__Problem__.
Retype the records below word for word and omit any image.

Dataset excerpts:

___

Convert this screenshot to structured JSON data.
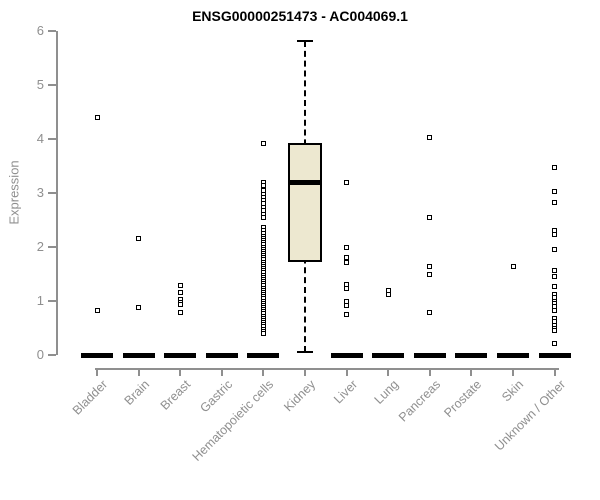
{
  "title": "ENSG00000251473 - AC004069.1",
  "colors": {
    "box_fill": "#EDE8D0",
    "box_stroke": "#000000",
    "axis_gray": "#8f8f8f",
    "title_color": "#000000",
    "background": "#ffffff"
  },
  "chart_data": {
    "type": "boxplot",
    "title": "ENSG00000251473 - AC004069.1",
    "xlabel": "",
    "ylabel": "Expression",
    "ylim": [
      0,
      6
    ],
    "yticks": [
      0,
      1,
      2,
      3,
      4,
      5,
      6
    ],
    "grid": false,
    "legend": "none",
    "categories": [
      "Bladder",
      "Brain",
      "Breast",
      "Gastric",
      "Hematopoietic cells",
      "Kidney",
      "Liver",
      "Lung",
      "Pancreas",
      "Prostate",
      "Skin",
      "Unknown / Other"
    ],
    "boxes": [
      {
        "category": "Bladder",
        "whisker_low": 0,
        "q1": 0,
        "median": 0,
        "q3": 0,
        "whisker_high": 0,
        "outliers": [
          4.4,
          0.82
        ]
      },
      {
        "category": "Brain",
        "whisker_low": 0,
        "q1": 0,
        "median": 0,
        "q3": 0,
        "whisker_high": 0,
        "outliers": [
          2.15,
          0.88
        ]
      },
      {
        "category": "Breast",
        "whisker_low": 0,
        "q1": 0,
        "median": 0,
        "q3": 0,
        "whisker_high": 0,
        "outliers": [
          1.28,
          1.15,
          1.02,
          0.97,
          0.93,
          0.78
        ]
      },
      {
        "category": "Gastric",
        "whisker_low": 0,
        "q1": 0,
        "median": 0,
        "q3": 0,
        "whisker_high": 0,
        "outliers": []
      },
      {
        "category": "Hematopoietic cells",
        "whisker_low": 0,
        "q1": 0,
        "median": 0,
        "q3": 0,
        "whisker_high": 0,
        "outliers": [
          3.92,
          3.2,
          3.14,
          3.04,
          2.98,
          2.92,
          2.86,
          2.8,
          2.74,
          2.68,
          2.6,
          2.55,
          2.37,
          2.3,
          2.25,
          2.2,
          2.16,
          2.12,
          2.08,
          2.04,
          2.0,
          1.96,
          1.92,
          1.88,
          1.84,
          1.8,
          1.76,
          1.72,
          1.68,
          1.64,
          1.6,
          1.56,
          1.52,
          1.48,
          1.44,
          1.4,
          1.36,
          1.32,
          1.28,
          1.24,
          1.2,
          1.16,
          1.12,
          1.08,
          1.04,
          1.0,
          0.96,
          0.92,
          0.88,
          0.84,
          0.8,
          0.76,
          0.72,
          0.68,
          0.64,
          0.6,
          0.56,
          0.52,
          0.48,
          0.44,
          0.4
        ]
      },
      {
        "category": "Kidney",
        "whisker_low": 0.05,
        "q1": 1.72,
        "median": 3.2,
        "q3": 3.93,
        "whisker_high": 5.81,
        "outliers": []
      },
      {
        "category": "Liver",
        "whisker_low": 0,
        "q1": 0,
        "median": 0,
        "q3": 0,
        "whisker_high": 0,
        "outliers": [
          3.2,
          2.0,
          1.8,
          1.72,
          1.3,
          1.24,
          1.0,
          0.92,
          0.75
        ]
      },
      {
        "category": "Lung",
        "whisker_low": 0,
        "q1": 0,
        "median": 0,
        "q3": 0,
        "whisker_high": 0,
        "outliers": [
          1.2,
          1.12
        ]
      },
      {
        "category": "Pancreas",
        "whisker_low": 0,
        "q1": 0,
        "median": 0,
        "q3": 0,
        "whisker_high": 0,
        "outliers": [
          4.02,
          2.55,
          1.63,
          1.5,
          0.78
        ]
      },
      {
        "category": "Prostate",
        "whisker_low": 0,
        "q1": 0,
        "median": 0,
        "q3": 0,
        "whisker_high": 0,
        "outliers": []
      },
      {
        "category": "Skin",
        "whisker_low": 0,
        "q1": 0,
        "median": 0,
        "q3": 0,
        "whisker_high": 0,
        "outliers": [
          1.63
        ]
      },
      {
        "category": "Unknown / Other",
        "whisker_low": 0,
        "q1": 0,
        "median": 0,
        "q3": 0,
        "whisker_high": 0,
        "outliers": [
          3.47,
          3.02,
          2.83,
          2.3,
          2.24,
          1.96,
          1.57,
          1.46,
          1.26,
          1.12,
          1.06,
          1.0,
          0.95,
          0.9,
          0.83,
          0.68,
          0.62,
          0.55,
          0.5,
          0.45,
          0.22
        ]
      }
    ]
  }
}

___

__Task solution__.
Convert this screenshot to structured JSON data.
{
  "title": "ENSG00000251473 - AC004069.1",
  "colors": {
    "box_fill": "#EDE8D0",
    "box_stroke": "#000000",
    "axis_gray": "#8f8f8f",
    "title_color": "#000000",
    "background": "#ffffff"
  },
  "chart_data": {
    "type": "boxplot",
    "title": "ENSG00000251473 - AC004069.1",
    "xlabel": "",
    "ylabel": "Expression",
    "ylim": [
      0,
      6
    ],
    "yticks": [
      0,
      1,
      2,
      3,
      4,
      5,
      6
    ],
    "grid": false,
    "legend": "none",
    "categories": [
      "Bladder",
      "Brain",
      "Breast",
      "Gastric",
      "Hematopoietic cells",
      "Kidney",
      "Liver",
      "Lung",
      "Pancreas",
      "Prostate",
      "Skin",
      "Unknown / Other"
    ],
    "boxes": [
      {
        "category": "Bladder",
        "whisker_low": 0,
        "q1": 0,
        "median": 0,
        "q3": 0,
        "whisker_high": 0,
        "outliers": [
          4.4,
          0.82
        ]
      },
      {
        "category": "Brain",
        "whisker_low": 0,
        "q1": 0,
        "median": 0,
        "q3": 0,
        "whisker_high": 0,
        "outliers": [
          2.15,
          0.88
        ]
      },
      {
        "category": "Breast",
        "whisker_low": 0,
        "q1": 0,
        "median": 0,
        "q3": 0,
        "whisker_high": 0,
        "outliers": [
          1.28,
          1.15,
          1.02,
          0.97,
          0.93,
          0.78
        ]
      },
      {
        "category": "Gastric",
        "whisker_low": 0,
        "q1": 0,
        "median": 0,
        "q3": 0,
        "whisker_high": 0,
        "outliers": []
      },
      {
        "category": "Hematopoietic cells",
        "whisker_low": 0,
        "q1": 0,
        "median": 0,
        "q3": 0,
        "whisker_high": 0,
        "outliers": [
          3.92,
          3.2,
          3.14,
          3.04,
          2.98,
          2.92,
          2.86,
          2.8,
          2.74,
          2.68,
          2.6,
          2.55,
          2.37,
          2.3,
          2.25,
          2.2,
          2.16,
          2.12,
          2.08,
          2.04,
          2.0,
          1.96,
          1.92,
          1.88,
          1.84,
          1.8,
          1.76,
          1.72,
          1.68,
          1.64,
          1.6,
          1.56,
          1.52,
          1.48,
          1.44,
          1.4,
          1.36,
          1.32,
          1.28,
          1.24,
          1.2,
          1.16,
          1.12,
          1.08,
          1.04,
          1.0,
          0.96,
          0.92,
          0.88,
          0.84,
          0.8,
          0.76,
          0.72,
          0.68,
          0.64,
          0.6,
          0.56,
          0.52,
          0.48,
          0.44,
          0.4
        ]
      },
      {
        "category": "Kidney",
        "whisker_low": 0.05,
        "q1": 1.72,
        "median": 3.2,
        "q3": 3.93,
        "whisker_high": 5.81,
        "outliers": []
      },
      {
        "category": "Liver",
        "whisker_low": 0,
        "q1": 0,
        "median": 0,
        "q3": 0,
        "whisker_high": 0,
        "outliers": [
          3.2,
          2.0,
          1.8,
          1.72,
          1.3,
          1.24,
          1.0,
          0.92,
          0.75
        ]
      },
      {
        "category": "Lung",
        "whisker_low": 0,
        "q1": 0,
        "median": 0,
        "q3": 0,
        "whisker_high": 0,
        "outliers": [
          1.2,
          1.12
        ]
      },
      {
        "category": "Pancreas",
        "whisker_low": 0,
        "q1": 0,
        "median": 0,
        "q3": 0,
        "whisker_high": 0,
        "outliers": [
          4.02,
          2.55,
          1.63,
          1.5,
          0.78
        ]
      },
      {
        "category": "Prostate",
        "whisker_low": 0,
        "q1": 0,
        "median": 0,
        "q3": 0,
        "whisker_high": 0,
        "outliers": []
      },
      {
        "category": "Skin",
        "whisker_low": 0,
        "q1": 0,
        "median": 0,
        "q3": 0,
        "whisker_high": 0,
        "outliers": [
          1.63
        ]
      },
      {
        "category": "Unknown / Other",
        "whisker_low": 0,
        "q1": 0,
        "median": 0,
        "q3": 0,
        "whisker_high": 0,
        "outliers": [
          3.47,
          3.02,
          2.83,
          2.3,
          2.24,
          1.96,
          1.57,
          1.46,
          1.26,
          1.12,
          1.06,
          1.0,
          0.95,
          0.9,
          0.83,
          0.68,
          0.62,
          0.55,
          0.5,
          0.45,
          0.22
        ]
      }
    ]
  }
}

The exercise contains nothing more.